TO BE DONE. Show all lines holding "type".

:: DATA LINES

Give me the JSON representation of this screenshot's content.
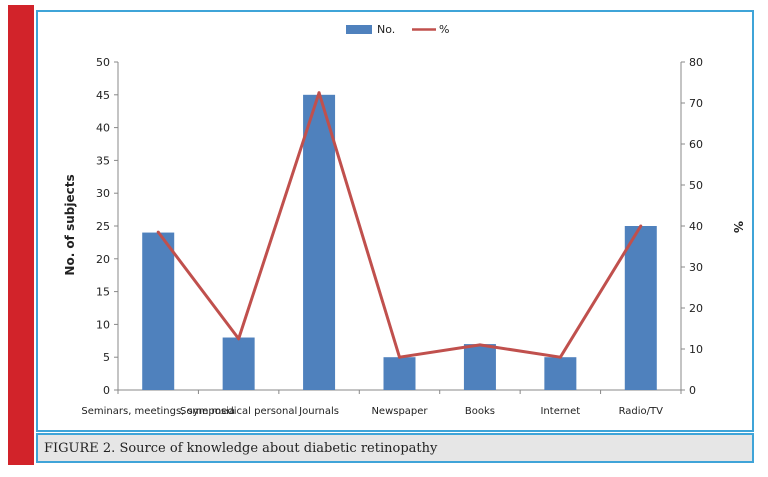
{
  "caption": "FIGURE 2. Source of knowledge about diabetic retinopathy",
  "colors": {
    "accent_bar": "#d2232a",
    "border": "#3fa4d8",
    "bars": "#4f81bd",
    "line": "#c0504d"
  },
  "chart_data": {
    "type": "bar",
    "categories": [
      "Seminars, meetings, symposia",
      "Some medical personal",
      "Journals",
      "Newspaper",
      "Books",
      "Internet",
      "Radio/TV"
    ],
    "series": [
      {
        "name": "No.",
        "type": "bar",
        "axis": "left",
        "values": [
          24,
          8,
          45,
          5,
          7,
          5,
          25
        ]
      },
      {
        "name": "%",
        "type": "line",
        "axis": "right",
        "values": [
          38.5,
          12.5,
          72.5,
          8,
          11,
          8,
          40
        ]
      }
    ],
    "ylabel": "No. of subjects",
    "y2label": "%",
    "ylim": [
      0,
      50
    ],
    "y2lim": [
      0,
      80
    ],
    "yticks": [
      "0",
      "5",
      "10",
      "15",
      "20",
      "25",
      "30",
      "35",
      "40",
      "45",
      "50"
    ],
    "y2ticks": [
      "0",
      "10",
      "20",
      "30",
      "40",
      "50",
      "60",
      "70",
      "80"
    ],
    "legend": [
      "No.",
      "%"
    ],
    "legend_position": "top"
  }
}
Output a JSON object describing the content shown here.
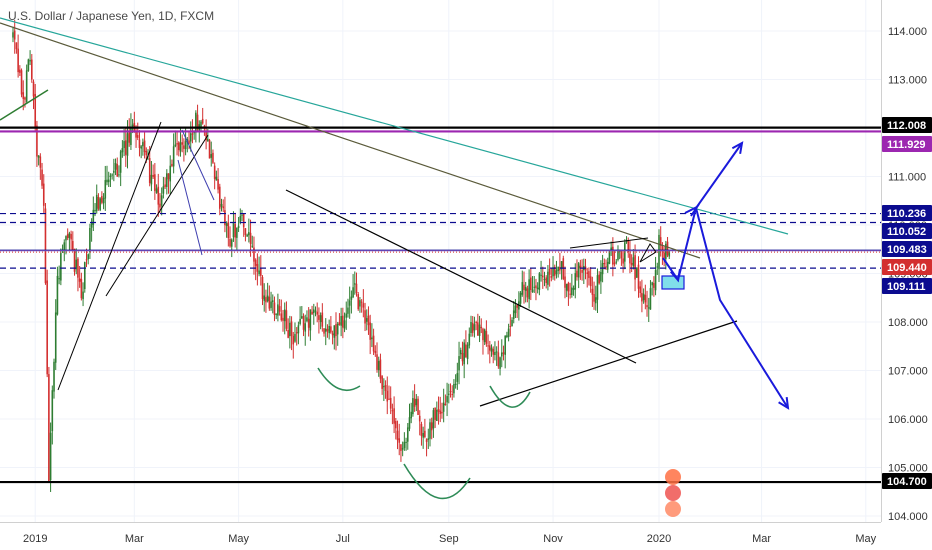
{
  "chart_data": {
    "type": "candlestick",
    "title": "U.S. Dollar / Japanese Yen, 1D, FXCM",
    "x_axis": {
      "ticks": [
        {
          "label": "2019",
          "t": 13
        },
        {
          "label": "Mar",
          "t": 71
        },
        {
          "label": "May",
          "t": 132
        },
        {
          "label": "Jul",
          "t": 193
        },
        {
          "label": "Sep",
          "t": 255
        },
        {
          "label": "Nov",
          "t": 316
        },
        {
          "label": "2020",
          "t": 378
        },
        {
          "label": "Mar",
          "t": 438
        },
        {
          "label": "May",
          "t": 499
        }
      ],
      "range": [
        0,
        510
      ]
    },
    "y_axis": {
      "ticks": [
        "114.000",
        "113.000",
        "112.000",
        "111.000",
        "110.000",
        "109.000",
        "108.000",
        "107.000",
        "106.000",
        "105.000",
        "104.000"
      ],
      "range": [
        103.7,
        114.6
      ]
    },
    "price_anchors": [
      [
        0,
        113.9
      ],
      [
        6,
        112.5
      ],
      [
        10,
        113.6
      ],
      [
        14,
        111.5
      ],
      [
        18,
        110.6
      ],
      [
        21,
        104.8
      ],
      [
        26,
        108.9
      ],
      [
        32,
        109.9
      ],
      [
        40,
        108.6
      ],
      [
        48,
        110.4
      ],
      [
        60,
        111.1
      ],
      [
        71,
        112.0
      ],
      [
        77,
        111.5
      ],
      [
        85,
        110.4
      ],
      [
        94,
        111.4
      ],
      [
        104,
        111.9
      ],
      [
        110,
        112.3
      ],
      [
        118,
        111.0
      ],
      [
        126,
        109.7
      ],
      [
        134,
        110.2
      ],
      [
        140,
        109.4
      ],
      [
        147,
        108.5
      ],
      [
        156,
        108.3
      ],
      [
        164,
        107.6
      ],
      [
        170,
        108.0
      ],
      [
        178,
        108.2
      ],
      [
        186,
        107.7
      ],
      [
        194,
        108.1
      ],
      [
        200,
        108.6
      ],
      [
        208,
        107.9
      ],
      [
        215,
        106.9
      ],
      [
        222,
        106.0
      ],
      [
        228,
        105.2
      ],
      [
        234,
        106.5
      ],
      [
        240,
        105.6
      ],
      [
        248,
        106.2
      ],
      [
        254,
        106.4
      ],
      [
        262,
        107.2
      ],
      [
        270,
        108.0
      ],
      [
        278,
        107.7
      ],
      [
        284,
        107.1
      ],
      [
        292,
        108.0
      ],
      [
        298,
        108.6
      ],
      [
        306,
        108.8
      ],
      [
        314,
        109.0
      ],
      [
        320,
        109.2
      ],
      [
        326,
        108.6
      ],
      [
        332,
        109.1
      ],
      [
        340,
        108.6
      ],
      [
        348,
        109.4
      ],
      [
        354,
        109.3
      ],
      [
        360,
        109.5
      ],
      [
        366,
        108.9
      ],
      [
        370,
        108.3
      ],
      [
        374,
        108.6
      ],
      [
        378,
        109.6
      ],
      [
        384,
        109.4
      ]
    ],
    "horizontal_levels": [
      {
        "label": "112.008",
        "value": 112.008,
        "color": "#000000"
      },
      {
        "label": "111.929",
        "value": 111.929,
        "color": "#9c27b0"
      },
      {
        "label": "110.236",
        "value": 110.236,
        "color": "#0b0b8f"
      },
      {
        "label": "110.052",
        "value": 110.052,
        "color": "#0b0b8f"
      },
      {
        "label": "109.483",
        "value": 109.483,
        "color": "#0b0b8f"
      },
      {
        "label": "109.440",
        "value": 109.44,
        "color": "#d32f2f"
      },
      {
        "label": "109.111",
        "value": 109.111,
        "color": "#0b0b8f"
      },
      {
        "label": "104.700",
        "value": 104.7,
        "color": "#000000"
      }
    ],
    "colors": {
      "up": "#2e7d32",
      "down": "#d32f2f",
      "projection": "#1a1adb",
      "teal": "#26a69a"
    }
  }
}
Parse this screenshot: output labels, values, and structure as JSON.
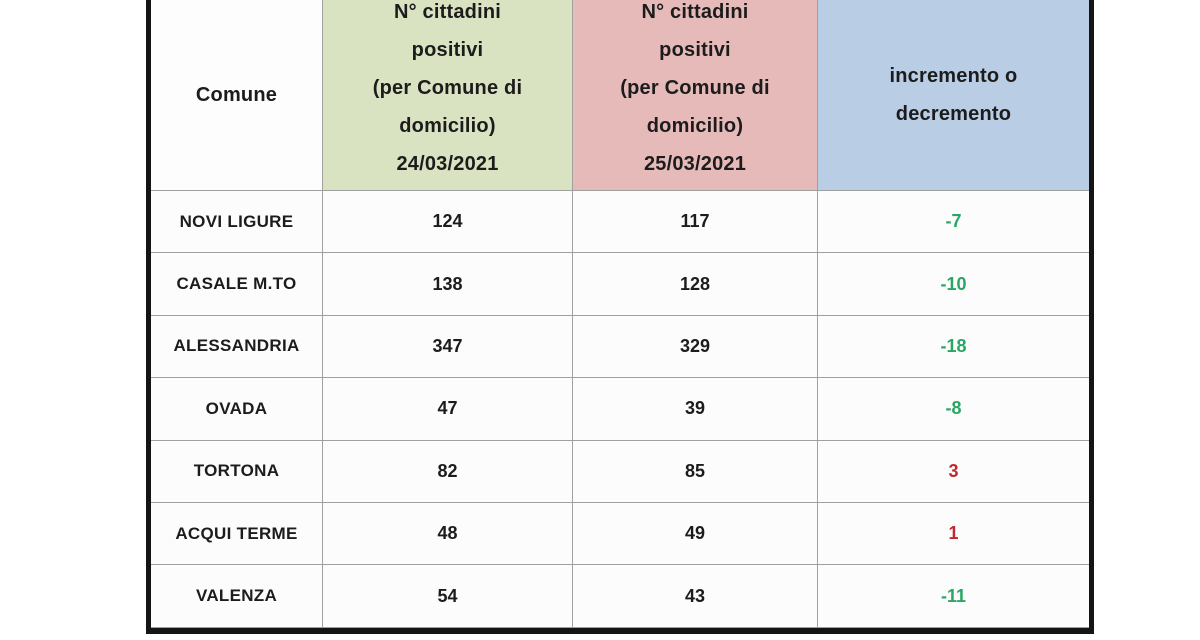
{
  "colors": {
    "header_green": "#d9e2c1",
    "header_pink": "#e7baba",
    "header_blue": "#b9cde5",
    "decrease_text": "#2aa664",
    "increase_text": "#c1282e",
    "grid_line": "#a0a0a0",
    "outer_border": "#141414"
  },
  "table": {
    "header": {
      "comune": "Comune",
      "col_24_03": "N° cittadini\npositivi\n(per Comune di\ndomicilio)\n24/03/2021",
      "col_25_03": "N° cittadini\npositivi\n(per Comune di\ndomicilio)\n25/03/2021",
      "delta": "incremento o\ndecremento"
    },
    "rows": [
      {
        "comune": "NOVI LIGURE",
        "positives_24": "124",
        "positives_25": "117",
        "delta": "-7"
      },
      {
        "comune": "CASALE M.TO",
        "positives_24": "138",
        "positives_25": "128",
        "delta": "-10"
      },
      {
        "comune": "ALESSANDRIA",
        "positives_24": "347",
        "positives_25": "329",
        "delta": "-18"
      },
      {
        "comune": "OVADA",
        "positives_24": "47",
        "positives_25": "39",
        "delta": "-8"
      },
      {
        "comune": "TORTONA",
        "positives_24": "82",
        "positives_25": "85",
        "delta": "3"
      },
      {
        "comune": "ACQUI TERME",
        "positives_24": "48",
        "positives_25": "49",
        "delta": "1"
      },
      {
        "comune": "VALENZA",
        "positives_24": "54",
        "positives_25": "43",
        "delta": "-11"
      }
    ]
  },
  "chart_data": {
    "type": "table",
    "title": "N° cittadini positivi per Comune di domicilio - 24/03/2021 vs 25/03/2021",
    "columns": [
      "Comune",
      "N° cittadini positivi (per Comune di domicilio) 24/03/2021",
      "N° cittadini positivi (per Comune di domicilio) 25/03/2021",
      "incremento o decremento"
    ],
    "rows": [
      [
        "NOVI LIGURE",
        124,
        117,
        -7
      ],
      [
        "CASALE M.TO",
        138,
        128,
        -10
      ],
      [
        "ALESSANDRIA",
        347,
        329,
        -18
      ],
      [
        "OVADA",
        47,
        39,
        -8
      ],
      [
        "TORTONA",
        82,
        85,
        3
      ],
      [
        "ACQUI TERME",
        48,
        49,
        1
      ],
      [
        "VALENZA",
        54,
        43,
        -11
      ]
    ],
    "notes": "Negative deltas rendered in green, positive deltas in red"
  }
}
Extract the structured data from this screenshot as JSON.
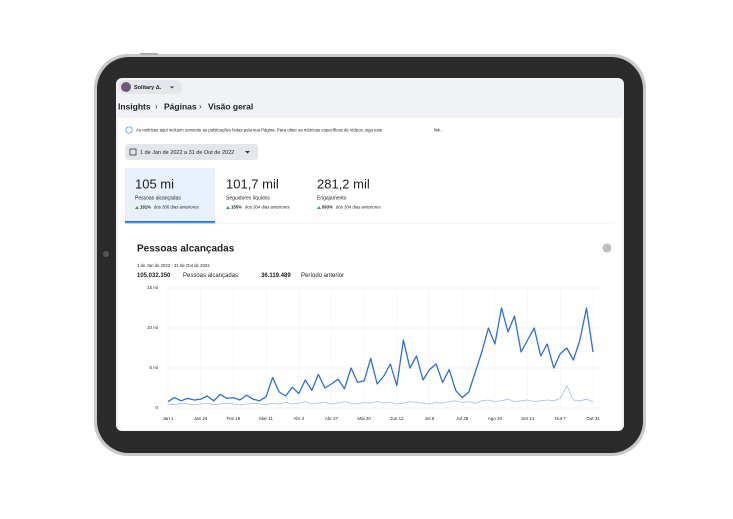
{
  "header": {
    "account": "Solitary Δ."
  },
  "breadcrumb": [
    "Insights",
    "Páginas",
    "Visão geral"
  ],
  "info": {
    "text": "As métricas aqui incluem somente as publicações feitas pela sua Página. Para obter as métricas específicas de vídeos, siga este",
    "link": "link."
  },
  "date_range": "1 de Jan de 2022 a 31 de Out de 2022",
  "metrics": [
    {
      "value": "105 mi",
      "label": "Pessoas alcançadas",
      "change": "191%",
      "note": "dos 306 dias anteriores"
    },
    {
      "value": "101,7 mil",
      "label": "Seguidores líquidos",
      "change": "155%",
      "note": "dos 304 dias anteriores"
    },
    {
      "value": "281,2 mil",
      "label": "Engajamento",
      "change": "893%",
      "note": "dos 304 dias anteriores"
    }
  ],
  "chart_data": {
    "type": "line",
    "title": "Pessoas alcançadas",
    "subtitle": "1 de Jan de 2022 - 31 de Out de 2022",
    "summary": [
      {
        "value": "105.032.350",
        "label": "Pessoas alcançadas"
      },
      {
        "value": "36.119.489",
        "label": "Período anterior"
      }
    ],
    "categories": [
      "Jan 1",
      null,
      null,
      null,
      null,
      "Jan 24",
      null,
      null,
      null,
      null,
      "Fev 16",
      null,
      null,
      null,
      null,
      "Mar 11",
      null,
      null,
      null,
      null,
      "Abr 4",
      null,
      null,
      null,
      null,
      "Abr 27",
      null,
      null,
      null,
      null,
      "Mai 20",
      null,
      null,
      null,
      null,
      "Jun 12",
      null,
      null,
      null,
      null,
      "Jul 5",
      null,
      null,
      null,
      null,
      "Jul 28",
      null,
      null,
      null,
      null,
      "Ago 20",
      null,
      null,
      null,
      null,
      "Set 14",
      null,
      null,
      null,
      null,
      "Out 7",
      null,
      null,
      null,
      null,
      "Out 31"
    ],
    "series": [
      {
        "name": "Pessoas alcançadas",
        "color": "#2d6fd2",
        "values": [
          0.8,
          1.3,
          0.9,
          1.2,
          1.0,
          1.1,
          1.5,
          0.9,
          1.7,
          1.2,
          1.3,
          1.0,
          1.6,
          1.1,
          0.9,
          1.4,
          3.8,
          2.0,
          1.5,
          2.6,
          1.8,
          3.5,
          2.2,
          4.2,
          2.5,
          3.0,
          3.6,
          2.4,
          5.0,
          3.2,
          3.4,
          6.2,
          3.0,
          4.0,
          5.5,
          2.8,
          8.5,
          5.0,
          6.5,
          3.5,
          4.8,
          5.5,
          3.2,
          4.8,
          2.2,
          1.3,
          2.0,
          4.5,
          7.0,
          10.0,
          8.0,
          12.5,
          9.5,
          11.5,
          7.0,
          8.5,
          10.0,
          6.5,
          8.0,
          5.0,
          6.8,
          7.5,
          6.0,
          8.5,
          12.5,
          7.0
        ]
      },
      {
        "name": "Período anterior",
        "color": "#a9bfdc",
        "values": [
          0.5,
          0.4,
          0.6,
          0.5,
          0.4,
          0.5,
          0.6,
          0.4,
          0.5,
          0.6,
          0.5,
          0.4,
          0.5,
          0.6,
          0.5,
          0.4,
          0.6,
          0.5,
          0.7,
          0.5,
          0.6,
          0.8,
          0.5,
          0.6,
          0.7,
          0.5,
          0.6,
          0.8,
          0.6,
          0.5,
          0.7,
          0.6,
          0.8,
          0.6,
          0.7,
          0.5,
          0.6,
          0.8,
          0.7,
          0.6,
          0.5,
          0.7,
          0.6,
          0.8,
          0.9,
          0.7,
          0.8,
          0.6,
          0.9,
          1.0,
          0.8,
          0.9,
          1.1,
          0.8,
          0.9,
          1.0,
          0.8,
          0.9,
          1.0,
          0.9,
          1.2,
          2.8,
          1.0,
          0.9,
          1.1,
          0.8
        ]
      }
    ],
    "ylim": [
      0,
      15
    ],
    "yticks": [
      0,
      {
        "value": 5,
        "label": "5 mi"
      },
      {
        "value": 10,
        "label": "10 mi"
      },
      {
        "value": 15,
        "label": "15 mi"
      }
    ],
    "grid": true
  }
}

::::

RESULT FOR THIS TASK.
    "type": "bar",
        "type": "bar",
        "type": "line",
    "type": "candlestick",
    "type": "table",
    "type": "line",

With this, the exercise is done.